_Do this_
Pick out each line of the records that includes the string "Group", and copy it.

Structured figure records

>> begin

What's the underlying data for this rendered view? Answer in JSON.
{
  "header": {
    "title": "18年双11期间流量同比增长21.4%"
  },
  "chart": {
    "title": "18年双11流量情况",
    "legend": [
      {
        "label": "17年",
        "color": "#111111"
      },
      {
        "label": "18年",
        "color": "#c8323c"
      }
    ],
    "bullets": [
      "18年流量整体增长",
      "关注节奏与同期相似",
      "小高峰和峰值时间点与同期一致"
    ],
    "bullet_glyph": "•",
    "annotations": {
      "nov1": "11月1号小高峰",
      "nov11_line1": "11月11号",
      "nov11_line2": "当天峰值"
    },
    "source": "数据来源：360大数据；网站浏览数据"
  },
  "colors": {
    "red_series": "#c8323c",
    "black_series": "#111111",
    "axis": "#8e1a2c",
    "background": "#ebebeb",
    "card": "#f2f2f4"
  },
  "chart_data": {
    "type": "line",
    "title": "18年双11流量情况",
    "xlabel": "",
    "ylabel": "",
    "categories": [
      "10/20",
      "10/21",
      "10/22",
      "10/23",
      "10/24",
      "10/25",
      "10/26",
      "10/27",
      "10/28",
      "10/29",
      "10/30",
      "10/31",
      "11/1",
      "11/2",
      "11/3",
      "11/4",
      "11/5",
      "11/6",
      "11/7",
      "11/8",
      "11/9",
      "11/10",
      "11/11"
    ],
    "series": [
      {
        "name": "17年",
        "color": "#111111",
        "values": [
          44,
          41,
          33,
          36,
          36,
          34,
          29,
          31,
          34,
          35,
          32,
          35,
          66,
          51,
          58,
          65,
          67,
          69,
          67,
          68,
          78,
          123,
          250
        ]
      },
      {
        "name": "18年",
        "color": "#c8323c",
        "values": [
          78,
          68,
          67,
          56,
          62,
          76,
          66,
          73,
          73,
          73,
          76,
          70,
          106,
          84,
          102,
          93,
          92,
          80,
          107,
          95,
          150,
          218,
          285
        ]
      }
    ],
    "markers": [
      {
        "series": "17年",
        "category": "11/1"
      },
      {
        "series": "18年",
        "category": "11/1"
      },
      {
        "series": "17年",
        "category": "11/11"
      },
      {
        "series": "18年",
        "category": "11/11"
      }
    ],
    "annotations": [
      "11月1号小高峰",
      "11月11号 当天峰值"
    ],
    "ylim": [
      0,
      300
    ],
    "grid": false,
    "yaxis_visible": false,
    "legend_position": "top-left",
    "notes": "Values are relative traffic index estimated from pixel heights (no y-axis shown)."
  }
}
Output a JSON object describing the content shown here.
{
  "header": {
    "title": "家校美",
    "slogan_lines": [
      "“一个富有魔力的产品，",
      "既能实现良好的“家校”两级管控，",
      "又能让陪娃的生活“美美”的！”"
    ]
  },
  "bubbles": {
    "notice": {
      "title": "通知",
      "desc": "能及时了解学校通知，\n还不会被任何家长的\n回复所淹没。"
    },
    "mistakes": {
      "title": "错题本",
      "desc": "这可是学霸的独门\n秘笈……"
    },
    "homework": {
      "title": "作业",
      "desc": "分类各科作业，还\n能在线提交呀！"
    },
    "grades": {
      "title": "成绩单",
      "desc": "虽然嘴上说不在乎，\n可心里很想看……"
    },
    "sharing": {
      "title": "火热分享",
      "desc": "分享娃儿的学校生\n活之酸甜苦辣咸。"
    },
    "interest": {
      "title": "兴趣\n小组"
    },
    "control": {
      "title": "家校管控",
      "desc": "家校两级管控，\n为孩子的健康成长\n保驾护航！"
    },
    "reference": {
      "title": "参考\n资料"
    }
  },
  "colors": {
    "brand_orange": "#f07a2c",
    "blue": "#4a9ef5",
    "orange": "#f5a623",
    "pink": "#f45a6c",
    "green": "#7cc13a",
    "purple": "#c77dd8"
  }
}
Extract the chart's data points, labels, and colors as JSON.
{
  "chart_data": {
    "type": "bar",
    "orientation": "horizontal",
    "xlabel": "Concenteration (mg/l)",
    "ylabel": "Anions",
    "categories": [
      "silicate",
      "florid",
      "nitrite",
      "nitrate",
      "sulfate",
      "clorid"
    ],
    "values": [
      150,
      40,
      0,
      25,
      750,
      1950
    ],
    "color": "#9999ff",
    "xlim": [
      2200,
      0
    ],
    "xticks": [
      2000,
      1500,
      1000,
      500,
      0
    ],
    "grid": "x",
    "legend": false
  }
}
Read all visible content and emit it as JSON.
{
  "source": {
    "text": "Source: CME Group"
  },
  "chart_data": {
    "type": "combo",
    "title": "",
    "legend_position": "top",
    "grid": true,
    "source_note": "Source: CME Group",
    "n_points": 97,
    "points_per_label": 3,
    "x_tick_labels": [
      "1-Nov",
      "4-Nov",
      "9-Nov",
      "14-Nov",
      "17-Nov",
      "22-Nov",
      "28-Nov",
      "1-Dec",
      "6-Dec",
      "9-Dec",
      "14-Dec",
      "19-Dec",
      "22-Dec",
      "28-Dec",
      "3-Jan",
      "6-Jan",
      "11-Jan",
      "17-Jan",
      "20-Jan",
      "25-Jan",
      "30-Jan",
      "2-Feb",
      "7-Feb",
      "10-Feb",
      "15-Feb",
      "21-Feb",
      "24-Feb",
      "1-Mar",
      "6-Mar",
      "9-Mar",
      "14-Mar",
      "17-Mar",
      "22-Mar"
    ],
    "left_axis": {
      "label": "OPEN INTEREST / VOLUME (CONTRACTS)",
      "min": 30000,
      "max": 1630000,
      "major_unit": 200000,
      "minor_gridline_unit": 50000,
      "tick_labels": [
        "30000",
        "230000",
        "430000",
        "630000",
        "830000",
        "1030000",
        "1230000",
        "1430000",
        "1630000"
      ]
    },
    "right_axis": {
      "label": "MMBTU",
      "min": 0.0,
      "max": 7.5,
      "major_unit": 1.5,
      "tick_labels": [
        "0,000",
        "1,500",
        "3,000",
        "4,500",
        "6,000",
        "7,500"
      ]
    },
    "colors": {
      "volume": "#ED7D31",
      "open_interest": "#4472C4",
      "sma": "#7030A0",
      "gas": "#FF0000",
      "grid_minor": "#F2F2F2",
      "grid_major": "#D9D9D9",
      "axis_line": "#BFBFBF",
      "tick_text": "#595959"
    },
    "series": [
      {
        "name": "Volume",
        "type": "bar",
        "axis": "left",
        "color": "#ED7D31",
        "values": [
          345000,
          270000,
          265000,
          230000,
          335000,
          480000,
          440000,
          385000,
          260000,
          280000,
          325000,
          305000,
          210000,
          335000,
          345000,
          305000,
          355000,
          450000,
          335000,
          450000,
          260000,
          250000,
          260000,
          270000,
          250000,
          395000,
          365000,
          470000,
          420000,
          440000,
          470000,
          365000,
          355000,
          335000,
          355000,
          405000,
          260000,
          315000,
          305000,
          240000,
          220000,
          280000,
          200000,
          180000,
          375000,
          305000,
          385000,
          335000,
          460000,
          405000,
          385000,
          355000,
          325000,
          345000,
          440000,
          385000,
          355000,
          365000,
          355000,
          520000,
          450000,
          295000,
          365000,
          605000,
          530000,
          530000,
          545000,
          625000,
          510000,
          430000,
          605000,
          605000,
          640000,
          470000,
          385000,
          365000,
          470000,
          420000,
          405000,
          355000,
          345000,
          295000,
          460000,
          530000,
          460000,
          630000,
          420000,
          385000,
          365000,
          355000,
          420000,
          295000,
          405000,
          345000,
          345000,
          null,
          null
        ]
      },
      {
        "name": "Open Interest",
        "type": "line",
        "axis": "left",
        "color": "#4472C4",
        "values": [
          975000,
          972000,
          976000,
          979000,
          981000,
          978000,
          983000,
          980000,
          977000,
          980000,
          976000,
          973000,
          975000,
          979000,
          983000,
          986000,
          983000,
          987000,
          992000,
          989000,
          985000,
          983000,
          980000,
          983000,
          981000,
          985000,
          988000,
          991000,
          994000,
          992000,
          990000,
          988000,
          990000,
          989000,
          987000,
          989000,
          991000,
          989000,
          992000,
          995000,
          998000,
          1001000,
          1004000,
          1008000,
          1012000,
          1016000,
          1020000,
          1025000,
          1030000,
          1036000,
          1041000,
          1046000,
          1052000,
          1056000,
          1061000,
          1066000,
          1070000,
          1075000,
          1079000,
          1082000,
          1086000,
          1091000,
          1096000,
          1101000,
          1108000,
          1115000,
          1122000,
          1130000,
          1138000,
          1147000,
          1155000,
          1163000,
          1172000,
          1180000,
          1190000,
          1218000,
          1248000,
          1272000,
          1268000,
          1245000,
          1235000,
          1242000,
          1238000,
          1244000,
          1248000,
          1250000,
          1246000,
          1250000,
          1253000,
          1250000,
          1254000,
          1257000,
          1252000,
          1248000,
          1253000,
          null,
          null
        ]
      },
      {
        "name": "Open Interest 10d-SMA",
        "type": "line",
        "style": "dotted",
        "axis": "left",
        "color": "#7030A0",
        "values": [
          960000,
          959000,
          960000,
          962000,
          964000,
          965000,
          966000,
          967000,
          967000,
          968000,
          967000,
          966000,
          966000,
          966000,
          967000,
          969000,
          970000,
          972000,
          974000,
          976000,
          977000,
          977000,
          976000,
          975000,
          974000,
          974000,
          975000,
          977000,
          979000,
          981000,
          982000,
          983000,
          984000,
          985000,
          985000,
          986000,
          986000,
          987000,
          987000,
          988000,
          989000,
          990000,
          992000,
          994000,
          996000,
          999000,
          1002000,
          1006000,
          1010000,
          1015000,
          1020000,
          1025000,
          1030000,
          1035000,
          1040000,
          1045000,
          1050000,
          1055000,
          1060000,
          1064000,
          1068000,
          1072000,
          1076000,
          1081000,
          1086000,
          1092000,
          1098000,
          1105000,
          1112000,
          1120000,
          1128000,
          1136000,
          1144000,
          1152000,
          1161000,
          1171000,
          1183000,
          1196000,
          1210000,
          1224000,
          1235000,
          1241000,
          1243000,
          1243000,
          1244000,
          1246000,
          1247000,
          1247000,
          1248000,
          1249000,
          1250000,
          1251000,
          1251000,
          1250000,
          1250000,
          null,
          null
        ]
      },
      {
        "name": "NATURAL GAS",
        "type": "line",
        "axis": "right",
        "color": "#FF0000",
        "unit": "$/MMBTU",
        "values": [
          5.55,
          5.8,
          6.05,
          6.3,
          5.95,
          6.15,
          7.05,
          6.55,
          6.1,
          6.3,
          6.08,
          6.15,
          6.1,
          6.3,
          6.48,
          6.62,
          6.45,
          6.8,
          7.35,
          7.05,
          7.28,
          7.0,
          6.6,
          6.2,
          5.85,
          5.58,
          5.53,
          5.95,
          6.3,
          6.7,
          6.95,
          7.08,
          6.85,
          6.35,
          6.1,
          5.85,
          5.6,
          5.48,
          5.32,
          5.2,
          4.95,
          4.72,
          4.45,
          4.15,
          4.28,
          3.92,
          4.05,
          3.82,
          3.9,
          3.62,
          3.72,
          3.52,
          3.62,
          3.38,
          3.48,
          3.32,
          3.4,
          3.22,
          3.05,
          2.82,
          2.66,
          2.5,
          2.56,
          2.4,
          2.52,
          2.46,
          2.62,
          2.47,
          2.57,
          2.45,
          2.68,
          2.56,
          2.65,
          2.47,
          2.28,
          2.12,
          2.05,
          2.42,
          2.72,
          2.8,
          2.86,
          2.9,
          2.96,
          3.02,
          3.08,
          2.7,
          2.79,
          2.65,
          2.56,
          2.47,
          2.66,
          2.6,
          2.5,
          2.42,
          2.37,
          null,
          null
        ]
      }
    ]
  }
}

>> end

_Problem solution_
    "text": "Source: CME Group"
    "source_note": "Source: CME Group",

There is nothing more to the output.